With the pictures omitted, write out the entries that follow exactly as they stand.

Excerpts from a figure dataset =
+++

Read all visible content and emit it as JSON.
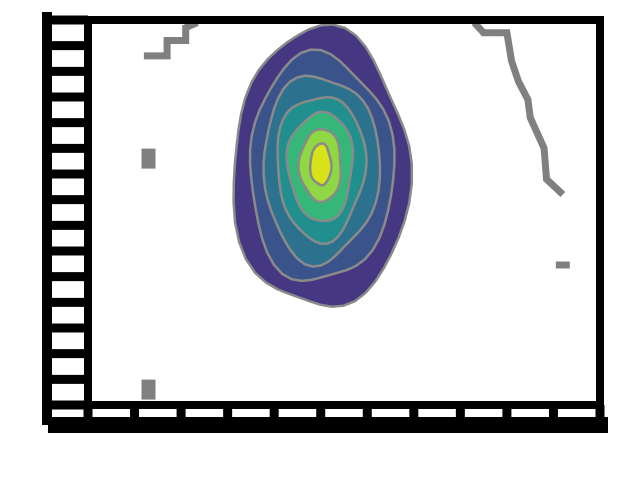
{
  "chart_data": {
    "type": "contour",
    "title": "",
    "xlabel": "",
    "ylabel": "",
    "xlim": [
      -8,
      14
    ],
    "ylim": [
      -2,
      5.5
    ],
    "x_ticks": [
      -8,
      -6,
      -4,
      -2,
      0,
      2,
      4,
      6,
      8,
      10,
      12,
      14
    ],
    "y_ticks": [
      -2,
      -1,
      0,
      1,
      2,
      3,
      4,
      5
    ],
    "x_tick_labels": [
      "",
      "",
      "",
      "",
      "",
      "",
      "",
      "",
      "",
      "",
      "",
      ""
    ],
    "y_tick_labels": [
      "",
      "",
      "",
      "",
      "",
      "",
      "",
      ""
    ],
    "grid": false,
    "legend": "none",
    "density": {
      "center": [
        2.0,
        2.7
      ],
      "levels": [
        {
          "level": 1,
          "rx": 3.8,
          "ry": 2.7,
          "color": "#453781"
        },
        {
          "level": 2,
          "rx": 3.1,
          "ry": 2.2,
          "color": "#3a538b"
        },
        {
          "level": 3,
          "rx": 2.5,
          "ry": 1.8,
          "color": "#2c728e"
        },
        {
          "level": 4,
          "rx": 1.9,
          "ry": 1.4,
          "color": "#218f8d"
        },
        {
          "level": 5,
          "rx": 1.4,
          "ry": 1.05,
          "color": "#35b779"
        },
        {
          "level": 6,
          "rx": 0.9,
          "ry": 0.7,
          "color": "#8fd744"
        },
        {
          "level": 7,
          "rx": 0.45,
          "ry": 0.4,
          "color": "#d8e219"
        }
      ],
      "contour_line_color": "#8a8a8a"
    },
    "outer_contour_points": [
      {
        "x": -5.6,
        "y": 4.8
      },
      {
        "x": -4.6,
        "y": 4.8
      },
      {
        "x": -4.6,
        "y": 5.1
      },
      {
        "x": -3.8,
        "y": 5.1
      },
      {
        "x": -3.8,
        "y": 5.35
      },
      {
        "x": -3.3,
        "y": 5.45
      },
      {
        "x": 8.6,
        "y": 5.45
      },
      {
        "x": 9.0,
        "y": 5.25
      },
      {
        "x": 10.0,
        "y": 5.25
      },
      {
        "x": 10.2,
        "y": 4.7
      },
      {
        "x": 10.5,
        "y": 4.3
      },
      {
        "x": 10.9,
        "y": 3.95
      },
      {
        "x": 11.0,
        "y": 3.6
      },
      {
        "x": 11.6,
        "y": 3.0
      },
      {
        "x": 11.7,
        "y": 2.4
      },
      {
        "x": 12.4,
        "y": 2.1
      },
      {
        "x": 12.4,
        "y": 0.6
      },
      {
        "x": -5.4,
        "y": 2.8
      },
      {
        "x": -5.4,
        "y": -1.7
      }
    ],
    "outer_contour_color": "#808080"
  }
}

+++

TASK ANSWER =
Read all visible content and emit it as JSON.
{
  "chart_data": {
    "type": "contour",
    "title": "",
    "xlabel": "",
    "ylabel": "",
    "xlim": [
      -8,
      14
    ],
    "ylim": [
      -2,
      5.5
    ],
    "x_ticks": [
      -8,
      -6,
      -4,
      -2,
      0,
      2,
      4,
      6,
      8,
      10,
      12,
      14
    ],
    "y_ticks": [
      -2,
      -1,
      0,
      1,
      2,
      3,
      4,
      5
    ],
    "x_tick_labels": [
      "",
      "",
      "",
      "",
      "",
      "",
      "",
      "",
      "",
      "",
      "",
      ""
    ],
    "y_tick_labels": [
      "",
      "",
      "",
      "",
      "",
      "",
      "",
      ""
    ],
    "grid": false,
    "legend": "none",
    "density": {
      "center": [
        2.0,
        2.7
      ],
      "levels": [
        {
          "level": 1,
          "rx": 3.8,
          "ry": 2.7,
          "color": "#453781"
        },
        {
          "level": 2,
          "rx": 3.1,
          "ry": 2.2,
          "color": "#3a538b"
        },
        {
          "level": 3,
          "rx": 2.5,
          "ry": 1.8,
          "color": "#2c728e"
        },
        {
          "level": 4,
          "rx": 1.9,
          "ry": 1.4,
          "color": "#218f8d"
        },
        {
          "level": 5,
          "rx": 1.4,
          "ry": 1.05,
          "color": "#35b779"
        },
        {
          "level": 6,
          "rx": 0.9,
          "ry": 0.7,
          "color": "#8fd744"
        },
        {
          "level": 7,
          "rx": 0.45,
          "ry": 0.4,
          "color": "#d8e219"
        }
      ],
      "contour_line_color": "#8a8a8a"
    },
    "outer_contour_points": [
      {
        "x": -5.6,
        "y": 4.8
      },
      {
        "x": -4.6,
        "y": 4.8
      },
      {
        "x": -4.6,
        "y": 5.1
      },
      {
        "x": -3.8,
        "y": 5.1
      },
      {
        "x": -3.8,
        "y": 5.35
      },
      {
        "x": -3.3,
        "y": 5.45
      },
      {
        "x": 8.6,
        "y": 5.45
      },
      {
        "x": 9.0,
        "y": 5.25
      },
      {
        "x": 10.0,
        "y": 5.25
      },
      {
        "x": 10.2,
        "y": 4.7
      },
      {
        "x": 10.5,
        "y": 4.3
      },
      {
        "x": 10.9,
        "y": 3.95
      },
      {
        "x": 11.0,
        "y": 3.6
      },
      {
        "x": 11.6,
        "y": 3.0
      },
      {
        "x": 11.7,
        "y": 2.4
      },
      {
        "x": 12.4,
        "y": 2.1
      },
      {
        "x": 12.4,
        "y": 0.6
      },
      {
        "x": -5.4,
        "y": 2.8
      },
      {
        "x": -5.4,
        "y": -1.7
      }
    ],
    "outer_contour_color": "#808080"
  }
}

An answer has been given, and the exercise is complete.